== PROBLEM TO SOLVE ==
Transcribe the listing below word for word.

== PROVIDED INFORMATION ==
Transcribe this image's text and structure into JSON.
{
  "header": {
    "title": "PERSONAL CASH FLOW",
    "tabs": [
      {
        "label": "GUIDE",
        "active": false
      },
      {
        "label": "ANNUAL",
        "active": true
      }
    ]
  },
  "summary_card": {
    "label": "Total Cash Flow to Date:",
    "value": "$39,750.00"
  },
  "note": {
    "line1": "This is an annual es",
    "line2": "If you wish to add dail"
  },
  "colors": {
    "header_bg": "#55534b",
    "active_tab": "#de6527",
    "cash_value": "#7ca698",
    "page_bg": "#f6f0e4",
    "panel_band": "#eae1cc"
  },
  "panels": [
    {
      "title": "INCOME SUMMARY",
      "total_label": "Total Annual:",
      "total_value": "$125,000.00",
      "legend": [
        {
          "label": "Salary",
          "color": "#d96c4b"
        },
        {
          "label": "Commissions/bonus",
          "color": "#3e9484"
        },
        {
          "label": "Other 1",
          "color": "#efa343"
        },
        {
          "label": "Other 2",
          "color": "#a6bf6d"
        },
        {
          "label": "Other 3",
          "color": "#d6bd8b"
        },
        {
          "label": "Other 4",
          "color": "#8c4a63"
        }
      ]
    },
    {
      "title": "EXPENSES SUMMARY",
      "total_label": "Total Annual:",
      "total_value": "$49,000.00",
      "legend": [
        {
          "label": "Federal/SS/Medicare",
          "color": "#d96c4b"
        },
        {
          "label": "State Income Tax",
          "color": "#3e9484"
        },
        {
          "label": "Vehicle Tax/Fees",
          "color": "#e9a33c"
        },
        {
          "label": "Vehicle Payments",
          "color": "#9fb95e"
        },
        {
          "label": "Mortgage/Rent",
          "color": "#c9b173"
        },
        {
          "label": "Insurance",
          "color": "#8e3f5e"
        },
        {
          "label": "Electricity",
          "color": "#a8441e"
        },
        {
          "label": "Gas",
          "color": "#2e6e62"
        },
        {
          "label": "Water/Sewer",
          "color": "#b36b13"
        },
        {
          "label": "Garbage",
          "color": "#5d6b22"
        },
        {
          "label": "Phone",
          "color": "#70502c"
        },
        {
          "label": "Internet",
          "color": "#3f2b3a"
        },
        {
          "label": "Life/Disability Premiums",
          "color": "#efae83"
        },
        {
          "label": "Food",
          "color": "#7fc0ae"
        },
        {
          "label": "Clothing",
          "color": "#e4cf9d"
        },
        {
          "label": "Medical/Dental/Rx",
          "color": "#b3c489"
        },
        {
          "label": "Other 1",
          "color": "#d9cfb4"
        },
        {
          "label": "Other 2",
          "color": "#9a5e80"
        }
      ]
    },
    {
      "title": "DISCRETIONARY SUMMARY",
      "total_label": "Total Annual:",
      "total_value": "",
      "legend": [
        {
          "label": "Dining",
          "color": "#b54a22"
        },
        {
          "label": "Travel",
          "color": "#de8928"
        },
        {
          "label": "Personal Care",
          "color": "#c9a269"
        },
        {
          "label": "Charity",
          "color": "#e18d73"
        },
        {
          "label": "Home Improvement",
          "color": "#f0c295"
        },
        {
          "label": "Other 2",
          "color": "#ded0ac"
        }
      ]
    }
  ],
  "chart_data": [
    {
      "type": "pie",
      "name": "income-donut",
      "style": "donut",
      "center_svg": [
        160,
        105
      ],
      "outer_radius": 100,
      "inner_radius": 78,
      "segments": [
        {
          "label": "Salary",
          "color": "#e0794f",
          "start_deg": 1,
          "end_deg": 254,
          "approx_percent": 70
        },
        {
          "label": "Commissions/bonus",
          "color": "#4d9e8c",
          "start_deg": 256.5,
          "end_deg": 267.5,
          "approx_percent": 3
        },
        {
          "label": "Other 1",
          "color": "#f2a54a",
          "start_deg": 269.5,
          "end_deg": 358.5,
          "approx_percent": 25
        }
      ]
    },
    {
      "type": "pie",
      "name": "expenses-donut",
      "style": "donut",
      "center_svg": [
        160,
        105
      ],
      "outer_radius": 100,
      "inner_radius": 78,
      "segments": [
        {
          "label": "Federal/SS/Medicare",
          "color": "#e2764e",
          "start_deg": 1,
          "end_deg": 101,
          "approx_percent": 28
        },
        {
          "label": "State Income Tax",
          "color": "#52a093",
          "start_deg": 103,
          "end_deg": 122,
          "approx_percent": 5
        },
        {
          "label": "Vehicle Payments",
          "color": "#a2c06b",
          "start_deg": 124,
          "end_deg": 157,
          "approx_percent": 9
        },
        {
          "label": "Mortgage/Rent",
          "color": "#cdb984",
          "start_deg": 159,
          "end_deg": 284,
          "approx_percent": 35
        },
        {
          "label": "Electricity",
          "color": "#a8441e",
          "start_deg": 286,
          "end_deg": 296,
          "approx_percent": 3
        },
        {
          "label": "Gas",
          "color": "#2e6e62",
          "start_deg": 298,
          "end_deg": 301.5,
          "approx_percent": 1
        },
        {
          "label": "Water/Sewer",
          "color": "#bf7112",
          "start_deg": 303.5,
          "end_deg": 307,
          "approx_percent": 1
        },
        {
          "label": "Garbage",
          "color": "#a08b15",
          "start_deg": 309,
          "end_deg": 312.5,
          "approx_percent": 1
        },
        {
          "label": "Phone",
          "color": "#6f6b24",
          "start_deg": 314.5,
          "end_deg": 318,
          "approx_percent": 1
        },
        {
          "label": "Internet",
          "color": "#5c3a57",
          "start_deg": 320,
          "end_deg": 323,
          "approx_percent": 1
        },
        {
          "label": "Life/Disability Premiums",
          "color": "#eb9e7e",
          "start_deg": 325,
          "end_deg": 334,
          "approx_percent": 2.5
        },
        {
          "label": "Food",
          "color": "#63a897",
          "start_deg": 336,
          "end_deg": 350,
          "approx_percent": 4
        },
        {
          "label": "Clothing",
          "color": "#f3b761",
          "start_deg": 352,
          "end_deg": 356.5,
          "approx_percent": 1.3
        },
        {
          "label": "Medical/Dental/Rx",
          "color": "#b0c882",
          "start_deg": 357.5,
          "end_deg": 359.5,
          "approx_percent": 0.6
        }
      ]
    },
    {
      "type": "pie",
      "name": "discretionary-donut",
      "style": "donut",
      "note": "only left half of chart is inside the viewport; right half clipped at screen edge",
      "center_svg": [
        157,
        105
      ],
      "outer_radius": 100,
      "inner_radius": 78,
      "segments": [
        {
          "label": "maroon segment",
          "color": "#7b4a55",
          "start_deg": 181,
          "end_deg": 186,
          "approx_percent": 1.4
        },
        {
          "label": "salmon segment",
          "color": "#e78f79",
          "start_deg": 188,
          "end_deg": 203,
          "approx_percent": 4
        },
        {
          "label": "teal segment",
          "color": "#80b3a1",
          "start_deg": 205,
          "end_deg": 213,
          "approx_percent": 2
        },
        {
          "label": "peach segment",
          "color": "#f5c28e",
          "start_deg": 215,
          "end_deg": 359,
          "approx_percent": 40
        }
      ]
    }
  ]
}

== RESULT ==
Transcribe this image's text and structure into JSON.
{
  "header": {
    "title": "PERSONAL CASH FLOW",
    "tabs": [
      {
        "label": "GUIDE",
        "active": false
      },
      {
        "label": "ANNUAL",
        "active": true
      }
    ]
  },
  "summary_card": {
    "label": "Total Cash Flow to Date:",
    "value": "$39,750.00"
  },
  "note": {
    "line1": "This is an annual es",
    "line2": "If you wish to add dail"
  },
  "colors": {
    "header_bg": "#55534b",
    "active_tab": "#de6527",
    "cash_value": "#7ca698",
    "page_bg": "#f6f0e4",
    "panel_band": "#eae1cc"
  },
  "panels": [
    {
      "title": "INCOME SUMMARY",
      "total_label": "Total Annual:",
      "total_value": "$125,000.00",
      "legend": [
        {
          "label": "Salary",
          "color": "#d96c4b"
        },
        {
          "label": "Commissions/bonus",
          "color": "#3e9484"
        },
        {
          "label": "Other 1",
          "color": "#efa343"
        },
        {
          "label": "Other 2",
          "color": "#a6bf6d"
        },
        {
          "label": "Other 3",
          "color": "#d6bd8b"
        },
        {
          "label": "Other 4",
          "color": "#8c4a63"
        }
      ]
    },
    {
      "title": "EXPENSES SUMMARY",
      "total_label": "Total Annual:",
      "total_value": "$49,000.00",
      "legend": [
        {
          "label": "Federal/SS/Medicare",
          "color": "#d96c4b"
        },
        {
          "label": "State Income Tax",
          "color": "#3e9484"
        },
        {
          "label": "Vehicle Tax/Fees",
          "color": "#e9a33c"
        },
        {
          "label": "Vehicle Payments",
          "color": "#9fb95e"
        },
        {
          "label": "Mortgage/Rent",
          "color": "#c9b173"
        },
        {
          "label": "Insurance",
          "color": "#8e3f5e"
        },
        {
          "label": "Electricity",
          "color": "#a8441e"
        },
        {
          "label": "Gas",
          "color": "#2e6e62"
        },
        {
          "label": "Water/Sewer",
          "color": "#b36b13"
        },
        {
          "label": "Garbage",
          "color": "#5d6b22"
        },
        {
          "label": "Phone",
          "color": "#70502c"
        },
        {
          "label": "Internet",
          "color": "#3f2b3a"
        },
        {
          "label": "Life/Disability Premiums",
          "color": "#efae83"
        },
        {
          "label": "Food",
          "color": "#7fc0ae"
        },
        {
          "label": "Clothing",
          "color": "#e4cf9d"
        },
        {
          "label": "Medical/Dental/Rx",
          "color": "#b3c489"
        },
        {
          "label": "Other 1",
          "color": "#d9cfb4"
        },
        {
          "label": "Other 2",
          "color": "#9a5e80"
        }
      ]
    },
    {
      "title": "DISCRETIONARY SUMMARY",
      "total_label": "Total Annual:",
      "total_value": "",
      "legend": [
        {
          "label": "Dining",
          "color": "#b54a22"
        },
        {
          "label": "Travel",
          "color": "#de8928"
        },
        {
          "label": "Personal Care",
          "color": "#c9a269"
        },
        {
          "label": "Charity",
          "color": "#e18d73"
        },
        {
          "label": "Home Improvement",
          "color": "#f0c295"
        },
        {
          "label": "Other 2",
          "color": "#ded0ac"
        }
      ]
    }
  ],
  "chart_data": [
    {
      "type": "pie",
      "name": "income-donut",
      "style": "donut",
      "center_svg": [
        160,
        105
      ],
      "outer_radius": 100,
      "inner_radius": 78,
      "segments": [
        {
          "label": "Salary",
          "color": "#e0794f",
          "start_deg": 1,
          "end_deg": 254,
          "approx_percent": 70
        },
        {
          "label": "Commissions/bonus",
          "color": "#4d9e8c",
          "start_deg": 256.5,
          "end_deg": 267.5,
          "approx_percent": 3
        },
        {
          "label": "Other 1",
          "color": "#f2a54a",
          "start_deg": 269.5,
          "end_deg": 358.5,
          "approx_percent": 25
        }
      ]
    },
    {
      "type": "pie",
      "name": "expenses-donut",
      "style": "donut",
      "center_svg": [
        160,
        105
      ],
      "outer_radius": 100,
      "inner_radius": 78,
      "segments": [
        {
          "label": "Federal/SS/Medicare",
          "color": "#e2764e",
          "start_deg": 1,
          "end_deg": 101,
          "approx_percent": 28
        },
        {
          "label": "State Income Tax",
          "color": "#52a093",
          "start_deg": 103,
          "end_deg": 122,
          "approx_percent": 5
        },
        {
          "label": "Vehicle Payments",
          "color": "#a2c06b",
          "start_deg": 124,
          "end_deg": 157,
          "approx_percent": 9
        },
        {
          "label": "Mortgage/Rent",
          "color": "#cdb984",
          "start_deg": 159,
          "end_deg": 284,
          "approx_percent": 35
        },
        {
          "label": "Electricity",
          "color": "#a8441e",
          "start_deg": 286,
          "end_deg": 296,
          "approx_percent": 3
        },
        {
          "label": "Gas",
          "color": "#2e6e62",
          "start_deg": 298,
          "end_deg": 301.5,
          "approx_percent": 1
        },
        {
          "label": "Water/Sewer",
          "color": "#bf7112",
          "start_deg": 303.5,
          "end_deg": 307,
          "approx_percent": 1
        },
        {
          "label": "Garbage",
          "color": "#a08b15",
          "start_deg": 309,
          "end_deg": 312.5,
          "approx_percent": 1
        },
        {
          "label": "Phone",
          "color": "#6f6b24",
          "start_deg": 314.5,
          "end_deg": 318,
          "approx_percent": 1
        },
        {
          "label": "Internet",
          "color": "#5c3a57",
          "start_deg": 320,
          "end_deg": 323,
          "approx_percent": 1
        },
        {
          "label": "Life/Disability Premiums",
          "color": "#eb9e7e",
          "start_deg": 325,
          "end_deg": 334,
          "approx_percent": 2.5
        },
        {
          "label": "Food",
          "color": "#63a897",
          "start_deg": 336,
          "end_deg": 350,
          "approx_percent": 4
        },
        {
          "label": "Clothing",
          "color": "#f3b761",
          "start_deg": 352,
          "end_deg": 356.5,
          "approx_percent": 1.3
        },
        {
          "label": "Medical/Dental/Rx",
          "color": "#b0c882",
          "start_deg": 357.5,
          "end_deg": 359.5,
          "approx_percent": 0.6
        }
      ]
    },
    {
      "type": "pie",
      "name": "discretionary-donut",
      "style": "donut",
      "note": "only left half of chart is inside the viewport; right half clipped at screen edge",
      "center_svg": [
        157,
        105
      ],
      "outer_radius": 100,
      "inner_radius": 78,
      "segments": [
        {
          "label": "maroon segment",
          "color": "#7b4a55",
          "start_deg": 181,
          "end_deg": 186,
          "approx_percent": 1.4
        },
        {
          "label": "salmon segment",
          "color": "#e78f79",
          "start_deg": 188,
          "end_deg": 203,
          "approx_percent": 4
        },
        {
          "label": "teal segment",
          "color": "#80b3a1",
          "start_deg": 205,
          "end_deg": 213,
          "approx_percent": 2
        },
        {
          "label": "peach segment",
          "color": "#f5c28e",
          "start_deg": 215,
          "end_deg": 359,
          "approx_percent": 40
        }
      ]
    }
  ]
}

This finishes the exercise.